> _Aim_
Look through the data below and return each line where "headline" appears.

··········

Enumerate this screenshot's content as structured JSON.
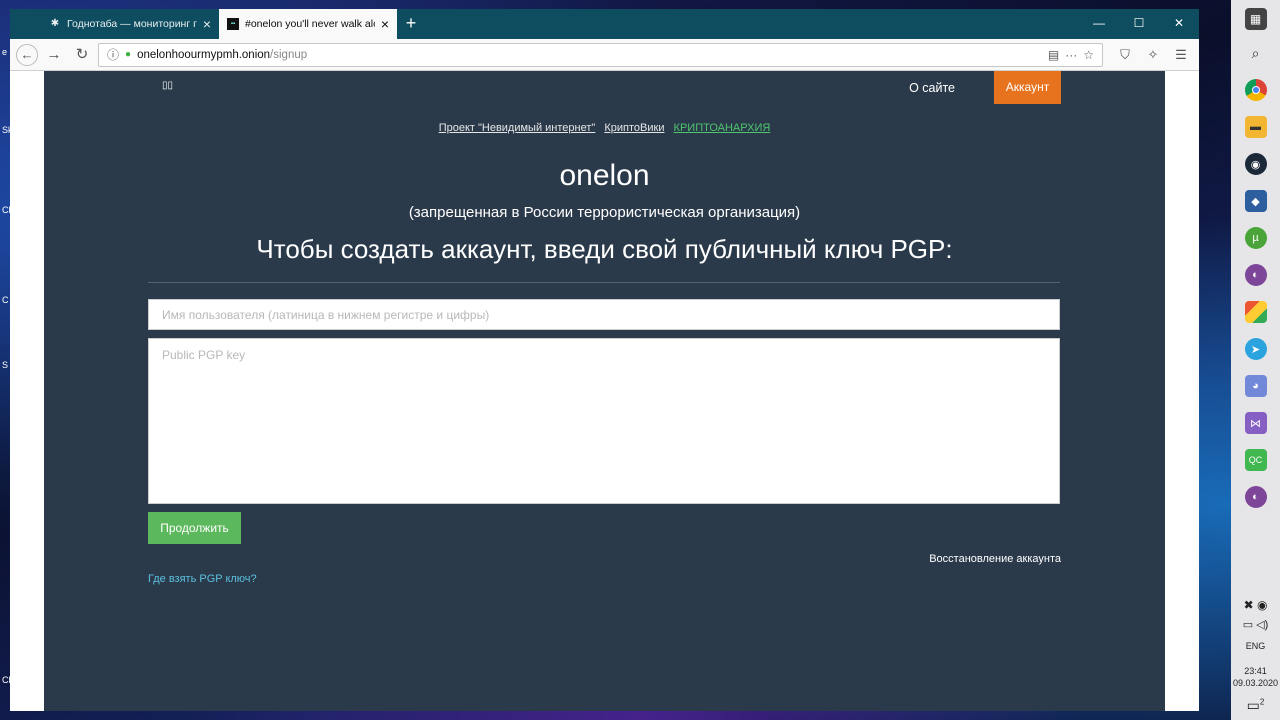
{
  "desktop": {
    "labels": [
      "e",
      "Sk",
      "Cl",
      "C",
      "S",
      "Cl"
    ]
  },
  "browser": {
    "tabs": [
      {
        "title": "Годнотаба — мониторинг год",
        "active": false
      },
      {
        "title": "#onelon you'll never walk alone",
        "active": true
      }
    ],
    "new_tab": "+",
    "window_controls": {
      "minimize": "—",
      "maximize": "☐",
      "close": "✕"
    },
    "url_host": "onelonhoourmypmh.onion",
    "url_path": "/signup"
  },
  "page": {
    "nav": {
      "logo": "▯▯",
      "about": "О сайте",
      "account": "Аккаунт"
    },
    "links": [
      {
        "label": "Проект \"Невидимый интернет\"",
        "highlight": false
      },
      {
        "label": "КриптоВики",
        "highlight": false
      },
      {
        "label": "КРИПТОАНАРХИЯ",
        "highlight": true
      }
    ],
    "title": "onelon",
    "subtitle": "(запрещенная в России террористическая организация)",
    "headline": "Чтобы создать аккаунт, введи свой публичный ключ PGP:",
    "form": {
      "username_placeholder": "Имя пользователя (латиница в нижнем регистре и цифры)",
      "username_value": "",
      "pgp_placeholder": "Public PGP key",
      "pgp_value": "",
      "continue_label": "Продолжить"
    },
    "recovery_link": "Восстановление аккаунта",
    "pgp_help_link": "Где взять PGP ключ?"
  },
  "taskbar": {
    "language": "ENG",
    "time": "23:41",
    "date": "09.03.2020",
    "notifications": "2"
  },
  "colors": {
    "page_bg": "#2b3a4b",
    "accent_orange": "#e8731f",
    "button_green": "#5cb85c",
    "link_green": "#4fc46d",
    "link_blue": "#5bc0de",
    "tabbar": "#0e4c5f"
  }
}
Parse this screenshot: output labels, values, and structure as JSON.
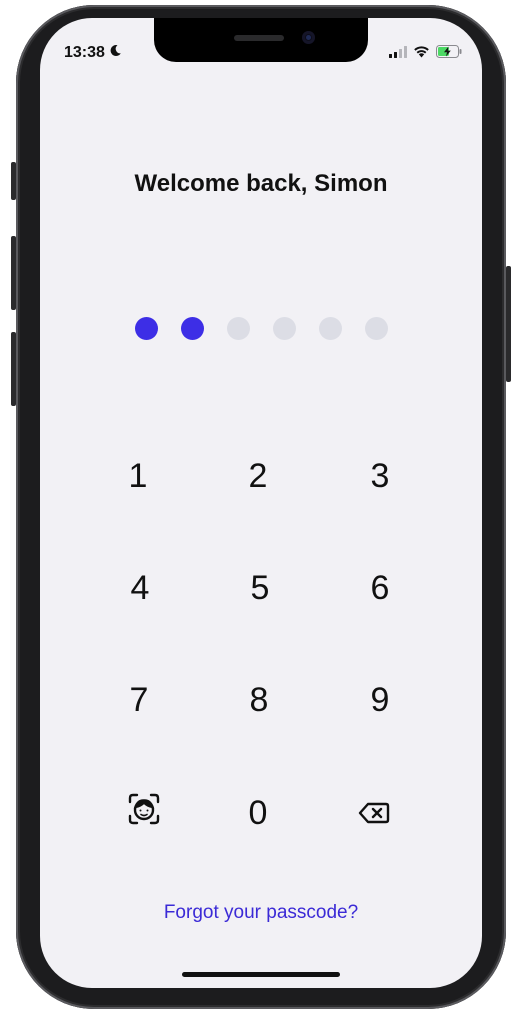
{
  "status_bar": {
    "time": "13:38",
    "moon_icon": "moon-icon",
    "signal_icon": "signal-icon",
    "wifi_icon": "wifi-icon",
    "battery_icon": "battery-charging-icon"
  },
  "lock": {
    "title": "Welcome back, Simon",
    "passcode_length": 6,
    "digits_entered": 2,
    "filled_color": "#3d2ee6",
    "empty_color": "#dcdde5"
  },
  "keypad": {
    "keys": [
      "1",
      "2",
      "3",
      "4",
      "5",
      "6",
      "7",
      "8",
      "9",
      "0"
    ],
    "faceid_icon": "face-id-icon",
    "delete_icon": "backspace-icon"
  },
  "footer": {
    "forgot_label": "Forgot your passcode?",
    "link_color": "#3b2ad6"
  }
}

··········

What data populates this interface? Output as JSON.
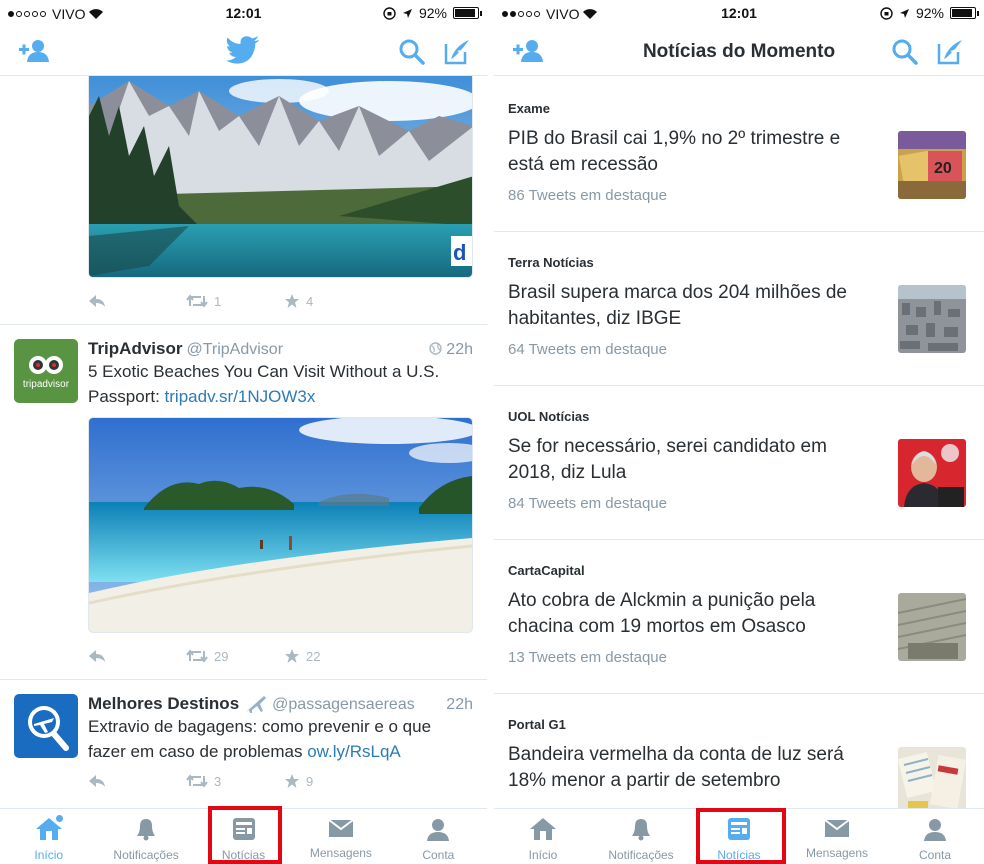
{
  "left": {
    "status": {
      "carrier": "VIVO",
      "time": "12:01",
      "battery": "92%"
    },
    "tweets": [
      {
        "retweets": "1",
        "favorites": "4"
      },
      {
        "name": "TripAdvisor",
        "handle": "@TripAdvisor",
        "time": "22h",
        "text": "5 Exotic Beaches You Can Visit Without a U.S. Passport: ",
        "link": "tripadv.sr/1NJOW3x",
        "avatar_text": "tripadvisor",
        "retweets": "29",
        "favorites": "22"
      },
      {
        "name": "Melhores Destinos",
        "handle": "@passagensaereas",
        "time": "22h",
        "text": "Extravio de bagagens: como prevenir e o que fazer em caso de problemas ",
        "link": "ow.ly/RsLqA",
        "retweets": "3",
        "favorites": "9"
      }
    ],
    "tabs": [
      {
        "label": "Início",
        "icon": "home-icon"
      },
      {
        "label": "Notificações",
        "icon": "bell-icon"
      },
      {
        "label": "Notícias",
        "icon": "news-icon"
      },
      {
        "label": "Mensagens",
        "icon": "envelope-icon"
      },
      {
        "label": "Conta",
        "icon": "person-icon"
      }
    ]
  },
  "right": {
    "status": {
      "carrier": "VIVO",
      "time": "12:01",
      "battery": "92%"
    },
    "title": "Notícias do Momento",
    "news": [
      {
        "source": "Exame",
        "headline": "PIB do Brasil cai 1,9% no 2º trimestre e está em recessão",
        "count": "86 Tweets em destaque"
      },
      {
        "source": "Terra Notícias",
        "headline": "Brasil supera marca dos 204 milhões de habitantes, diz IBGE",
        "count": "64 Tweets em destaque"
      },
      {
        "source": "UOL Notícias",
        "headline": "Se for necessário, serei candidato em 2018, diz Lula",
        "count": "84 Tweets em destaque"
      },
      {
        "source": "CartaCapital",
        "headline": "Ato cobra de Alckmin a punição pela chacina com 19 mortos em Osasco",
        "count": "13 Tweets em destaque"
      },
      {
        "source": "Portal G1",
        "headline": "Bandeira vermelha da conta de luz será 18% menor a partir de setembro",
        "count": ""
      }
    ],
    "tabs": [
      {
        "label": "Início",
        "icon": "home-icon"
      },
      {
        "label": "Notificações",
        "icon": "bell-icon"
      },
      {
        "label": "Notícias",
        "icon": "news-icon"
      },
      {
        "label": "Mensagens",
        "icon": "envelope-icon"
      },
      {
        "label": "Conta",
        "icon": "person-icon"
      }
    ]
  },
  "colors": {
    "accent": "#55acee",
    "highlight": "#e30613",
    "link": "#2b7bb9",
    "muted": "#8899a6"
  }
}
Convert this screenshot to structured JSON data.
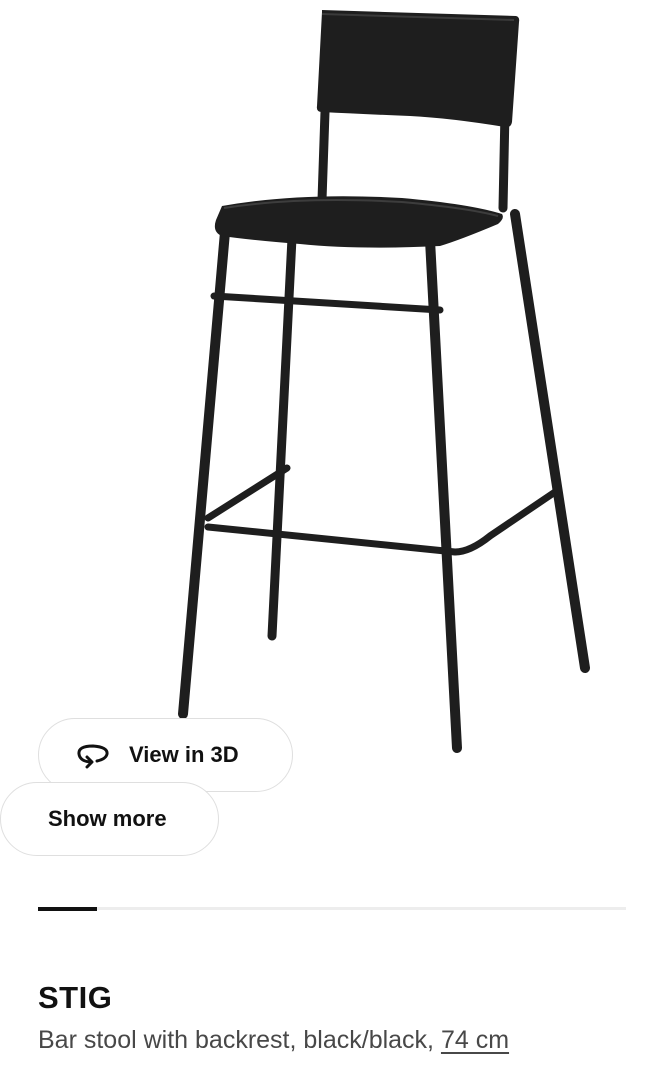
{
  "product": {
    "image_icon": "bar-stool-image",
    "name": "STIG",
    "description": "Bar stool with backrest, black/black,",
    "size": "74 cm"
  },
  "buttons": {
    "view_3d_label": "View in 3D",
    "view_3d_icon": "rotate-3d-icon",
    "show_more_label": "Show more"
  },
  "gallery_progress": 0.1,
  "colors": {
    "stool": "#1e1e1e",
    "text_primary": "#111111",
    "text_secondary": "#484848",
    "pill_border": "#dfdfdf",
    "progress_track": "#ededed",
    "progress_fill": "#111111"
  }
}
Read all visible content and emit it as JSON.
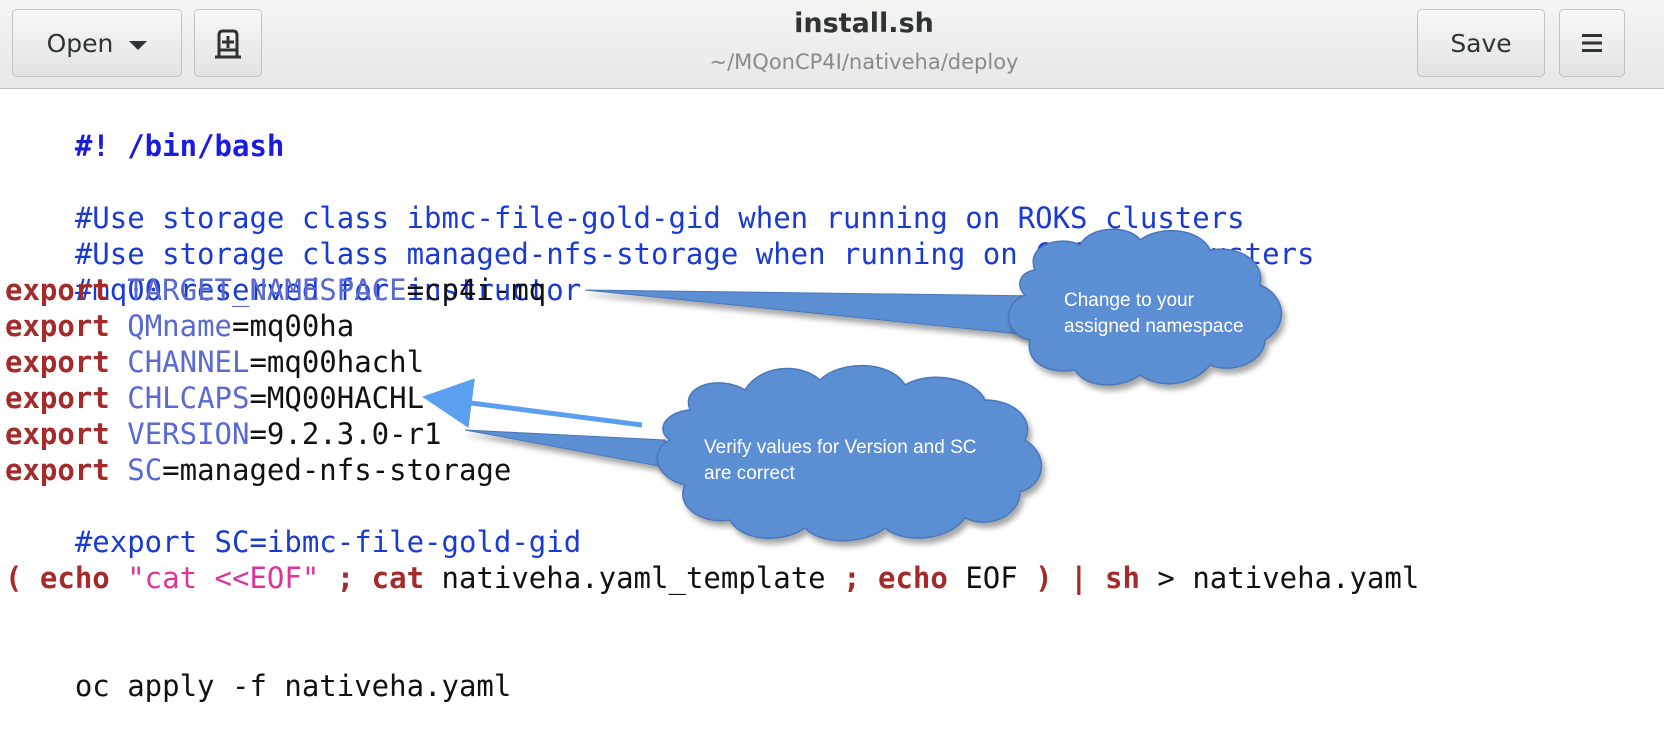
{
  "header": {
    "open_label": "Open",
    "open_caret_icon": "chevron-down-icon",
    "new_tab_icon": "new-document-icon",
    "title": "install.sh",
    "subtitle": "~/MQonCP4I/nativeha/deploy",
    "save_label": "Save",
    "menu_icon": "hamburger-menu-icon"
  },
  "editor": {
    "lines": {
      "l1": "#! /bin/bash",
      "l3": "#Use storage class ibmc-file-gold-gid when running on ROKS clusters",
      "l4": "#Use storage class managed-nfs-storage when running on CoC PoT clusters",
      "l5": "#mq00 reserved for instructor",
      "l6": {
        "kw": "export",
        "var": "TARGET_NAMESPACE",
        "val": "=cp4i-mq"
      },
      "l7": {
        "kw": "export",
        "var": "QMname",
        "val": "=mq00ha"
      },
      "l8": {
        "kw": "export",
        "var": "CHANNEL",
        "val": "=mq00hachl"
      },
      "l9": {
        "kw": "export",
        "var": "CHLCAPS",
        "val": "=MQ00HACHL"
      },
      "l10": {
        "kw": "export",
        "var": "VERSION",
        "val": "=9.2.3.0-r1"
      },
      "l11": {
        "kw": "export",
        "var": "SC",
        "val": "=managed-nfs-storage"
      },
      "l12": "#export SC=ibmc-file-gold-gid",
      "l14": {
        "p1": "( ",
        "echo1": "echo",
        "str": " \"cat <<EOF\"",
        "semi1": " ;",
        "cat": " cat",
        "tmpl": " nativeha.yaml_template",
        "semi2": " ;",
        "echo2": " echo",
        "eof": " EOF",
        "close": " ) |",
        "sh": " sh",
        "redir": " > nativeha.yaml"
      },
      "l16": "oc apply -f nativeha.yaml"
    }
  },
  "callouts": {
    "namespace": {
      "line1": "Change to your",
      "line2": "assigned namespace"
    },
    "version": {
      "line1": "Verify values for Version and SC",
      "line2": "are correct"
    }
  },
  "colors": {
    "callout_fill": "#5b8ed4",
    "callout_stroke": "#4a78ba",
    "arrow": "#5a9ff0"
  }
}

··········

> _Output_
    "headline": "Чтобы создать аккаунт, введи свой публичный ключ PGP:",
        "headline": "PIB do Brasil cai 1,9% no 2º trimestre e está em recessão",
        "headline": "Brasil supera marca dos 204 milhões de habitantes, diz IBGE",
        "headline": "Se for necessário, serei candidato em 2018, diz Lula",
        "headline": "Ato cobra de Alckmin a punição pela chacina com 19 mortos em Osasco",
        "headline": "Bandeira vermelha da conta de luz será 18% menor a partir de setembro",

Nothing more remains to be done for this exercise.